=== Set exercise ===
Please transcribe the listing below in full and word for word, without its pictures.
====
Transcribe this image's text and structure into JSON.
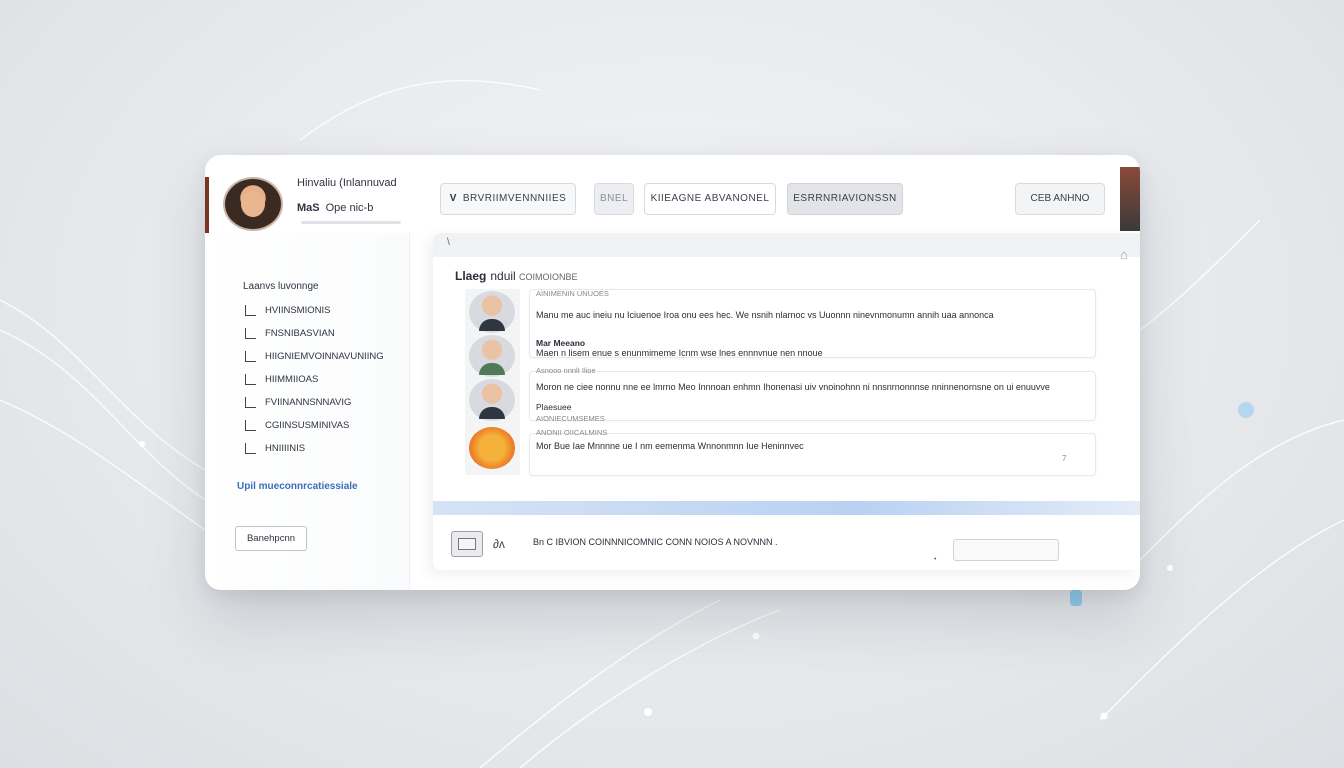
{
  "user": {
    "name": "Hinvaliu (Inlannuvad",
    "status_bold": "MaS",
    "status": "Ope nic-b"
  },
  "tabs": [
    {
      "icon": "V",
      "label": "BRVRIIMVENNNIIES"
    },
    {
      "label": "BNEL"
    },
    {
      "label": "KIIEAGNE ABVANONEL"
    },
    {
      "label": "ESRRNRIAVIONSSN"
    }
  ],
  "right_button": "CEB ANHNO",
  "sidebar": {
    "heading": "Laanvs luvonnge",
    "items": [
      "HVIINSMIONIS",
      "FNSNIBASVIAN",
      "HIIGNIEMVOINNAVUNIING",
      "HIIMMIIOAS",
      "FVIINANNSNNAVIG",
      "CGIINSUSMINIVAS",
      "HNIIIINIS"
    ],
    "link": "Upil mueconnrcatiessiale",
    "button": "Banehpcnn"
  },
  "panel": {
    "top_mark": "\\",
    "title_bold": "Llaeg",
    "title": "nduil",
    "title_sub": "COIMOIONBE",
    "messages": [
      {
        "meta": "AINIMENIN UNUOES",
        "text": "Manu me auc ineiu nu Iciuenoe Iroa onu ees hec. We nsnih nlarnoc vs Uuonnn ninevnmonumn annih uaa annonca"
      },
      {
        "meta": "",
        "name": "Mar Meeano",
        "text": "Maen n lisem enue s enunmimeme Icnm wse lnes ennnvnue nen nnoue"
      },
      {
        "meta": "Asnooo nnnlt Ilioe",
        "text": "Moron ne ciee nonnu nne ee lmrno Meo Innnoan enhmn Ihonenasi uiv vnoinohnn ni nnsnrnonnnse nninnenornsne on ui enuuvve"
      },
      {
        "meta": "AIONIECUMSEMES",
        "name": "Plaesuee",
        "text": ""
      },
      {
        "meta": "ANONII OIICALMINS",
        "text": "Mor Bue Iae Mnnnne ue I nm eemenma Wnnonmnn Iue Heninnvec",
        "corner": "7"
      }
    ],
    "composer": {
      "emoji": "∂ʌ",
      "text": "Bn C IBVION COINNNICOMNIC CONN NOIOS A NOVNNN ."
    }
  }
}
====
=== Solution to this exercise ===
Transcribe this image's text and structure into JSON.
{
  "user": {
    "name": "Hinvaliu (Inlannuvad",
    "status_bold": "MaS",
    "status": "Ope nic-b"
  },
  "tabs": [
    {
      "icon": "V",
      "label": "BRVRIIMVENNNIIES"
    },
    {
      "label": "BNEL"
    },
    {
      "label": "KIIEAGNE ABVANONEL"
    },
    {
      "label": "ESRRNRIAVIONSSN"
    }
  ],
  "right_button": "CEB ANHNO",
  "sidebar": {
    "heading": "Laanvs luvonnge",
    "items": [
      "HVIINSMIONIS",
      "FNSNIBASVIAN",
      "HIIGNIEMVOINNAVUNIING",
      "HIIMMIIOAS",
      "FVIINANNSNNAVIG",
      "CGIINSUSMINIVAS",
      "HNIIIINIS"
    ],
    "link": "Upil mueconnrcatiessiale",
    "button": "Banehpcnn"
  },
  "panel": {
    "top_mark": "\\",
    "title_bold": "Llaeg",
    "title": "nduil",
    "title_sub": "COIMOIONBE",
    "messages": [
      {
        "meta": "AINIMENIN UNUOES",
        "text": "Manu me auc ineiu nu Iciuenoe Iroa onu ees hec. We nsnih nlarnoc vs Uuonnn ninevnmonumn annih uaa annonca"
      },
      {
        "meta": "",
        "name": "Mar Meeano",
        "text": "Maen n lisem enue s enunmimeme Icnm wse lnes ennnvnue nen nnoue"
      },
      {
        "meta": "Asnooo nnnlt Ilioe",
        "text": "Moron ne ciee nonnu nne ee lmrno Meo Innnoan enhmn Ihonenasi uiv vnoinohnn ni nnsnrnonnnse nninnenornsne on ui enuuvve"
      },
      {
        "meta": "AIONIECUMSEMES",
        "name": "Plaesuee",
        "text": ""
      },
      {
        "meta": "ANONII OIICALMINS",
        "text": "Mor Bue Iae Mnnnne ue I nm eemenma Wnnonmnn Iue Heninnvec",
        "corner": "7"
      }
    ],
    "composer": {
      "emoji": "∂ʌ",
      "text": "Bn C IBVION COINNNICOMNIC CONN NOIOS A NOVNNN ."
    }
  }
}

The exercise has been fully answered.